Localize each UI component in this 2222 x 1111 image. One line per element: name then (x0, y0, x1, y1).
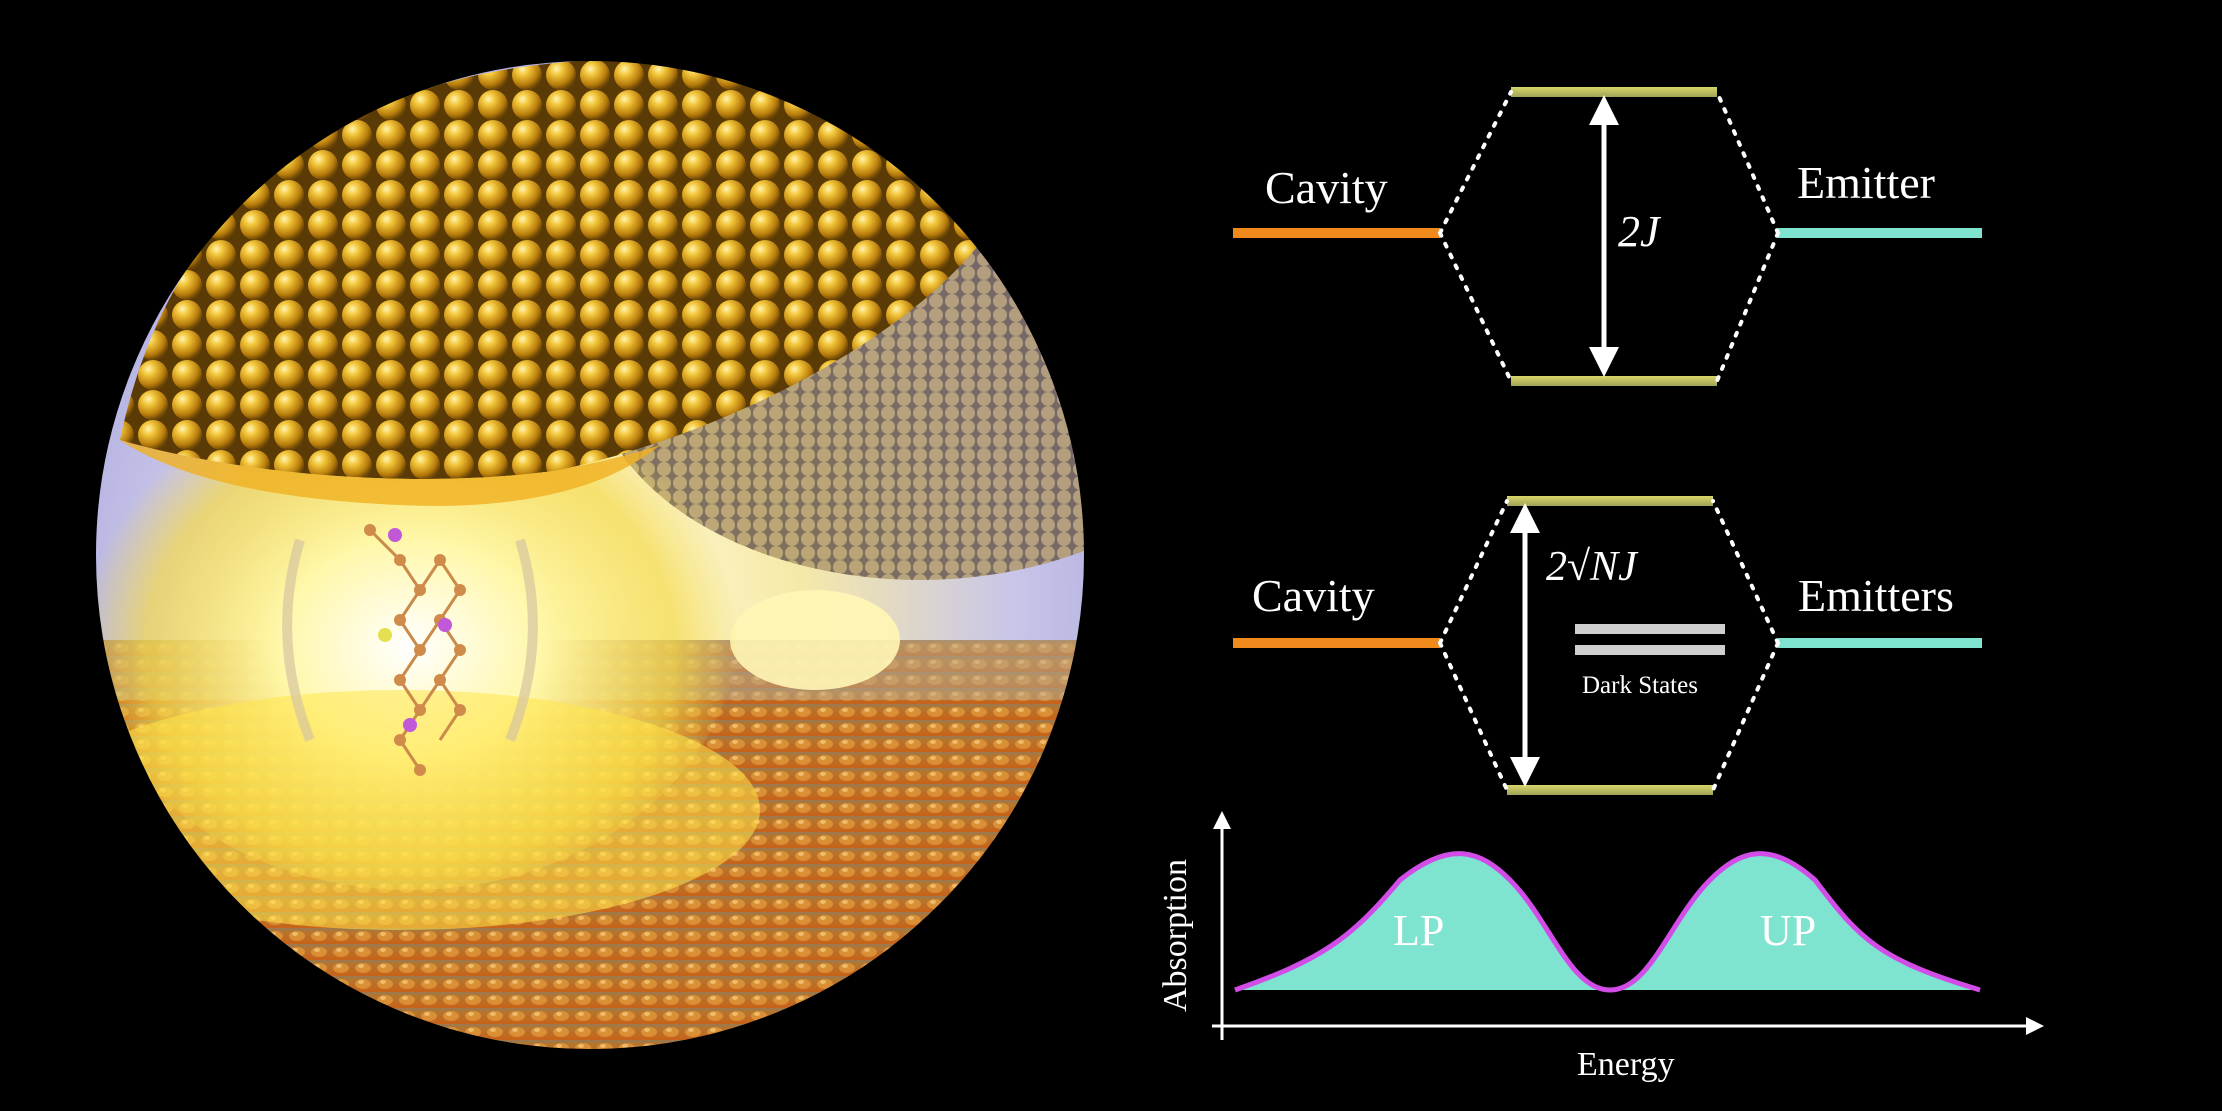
coupling-lines (1438, 90, 1780, 383)
emitter-label: Emitter (1797, 157, 1935, 208)
emitters-label: Emitters (1798, 570, 1954, 621)
collective-emitter-diagram: Cavity Emitters 2√NJ Dark States (1233, 496, 1982, 795)
splitting-label: 2J (1618, 207, 1662, 256)
cavity-label: Cavity (1265, 162, 1388, 213)
x-axis-label: Energy (1577, 1046, 1675, 1083)
nanocavity-illustration (95, 60, 1085, 1050)
lower-polariton-level (1511, 376, 1717, 386)
lower-polariton-label: LP (1393, 906, 1444, 955)
upper-polariton-label: UP (1760, 906, 1816, 955)
upper-polariton-level (1511, 87, 1717, 97)
absorption-fill (1235, 853, 1980, 990)
dark-states-label: Dark States (1582, 672, 1698, 699)
coupling-lines (1438, 499, 1780, 792)
cavity-label: Cavity (1252, 570, 1375, 621)
lower-polariton-level (1507, 785, 1713, 795)
absorption-curve (1234, 851, 1981, 993)
y-axis-label: Absorption (1157, 859, 1194, 1012)
upper-polariton-level (1507, 496, 1713, 506)
single-emitter-diagram: Cavity Emitter 2J (1233, 87, 1982, 386)
dark-state-level (1575, 645, 1725, 655)
dark-state-level (1575, 624, 1725, 634)
collective-splitting-label: 2√NJ (1546, 544, 1639, 590)
gold-nanoparticle (120, 60, 990, 479)
absorption-plot: LP UP Energy Absorption (1157, 811, 2044, 1083)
★ ★ ★
**The problem:** Render every line of the material above as a numbered list, skipping blank lines and omitting the picture.

**Result below:**
1. Localize each UI component in this 2222 x 1111 image. One line per element: name then (x0, y0, x1, y1).
2. coupling-lines (1438, 90, 1780, 383)
3. emitter-label: Emitter (1797, 157, 1935, 208)
4. emitters-label: Emitters (1798, 570, 1954, 621)
5. collective-emitter-diagram: Cavity Emitters 2√NJ Dark States (1233, 496, 1982, 795)
6. splitting-label: 2J (1618, 207, 1662, 256)
7. cavity-label: Cavity (1265, 162, 1388, 213)
8. x-axis-label: Energy (1577, 1046, 1675, 1083)
9. nanocavity-illustration (95, 60, 1085, 1050)
10. lower-polariton-level (1511, 376, 1717, 386)
11. lower-polariton-label: LP (1393, 906, 1444, 955)
12. upper-polariton-label: UP (1760, 906, 1816, 955)
13. upper-polariton-level (1511, 87, 1717, 97)
14. absorption-fill (1235, 853, 1980, 990)
15. dark-states-label: Dark States (1582, 672, 1698, 699)
16. coupling-lines (1438, 499, 1780, 792)
17. cavity-label: Cavity (1252, 570, 1375, 621)
18. lower-polariton-level (1507, 785, 1713, 795)
19. absorption-curve (1234, 851, 1981, 993)
20. y-axis-label: Absorption (1157, 859, 1194, 1012)
21. upper-polariton-level (1507, 496, 1713, 506)
22. single-emitter-diagram: Cavity Emitter 2J (1233, 87, 1982, 386)
23. dark-state-level (1575, 645, 1725, 655)
24. dark-state-level (1575, 624, 1725, 634)
25. collective-splitting-label: 2√NJ (1546, 544, 1639, 590)
26. gold-nanoparticle (120, 60, 990, 479)
27. absorption-plot: LP UP Energy Absorption (1157, 811, 2044, 1083)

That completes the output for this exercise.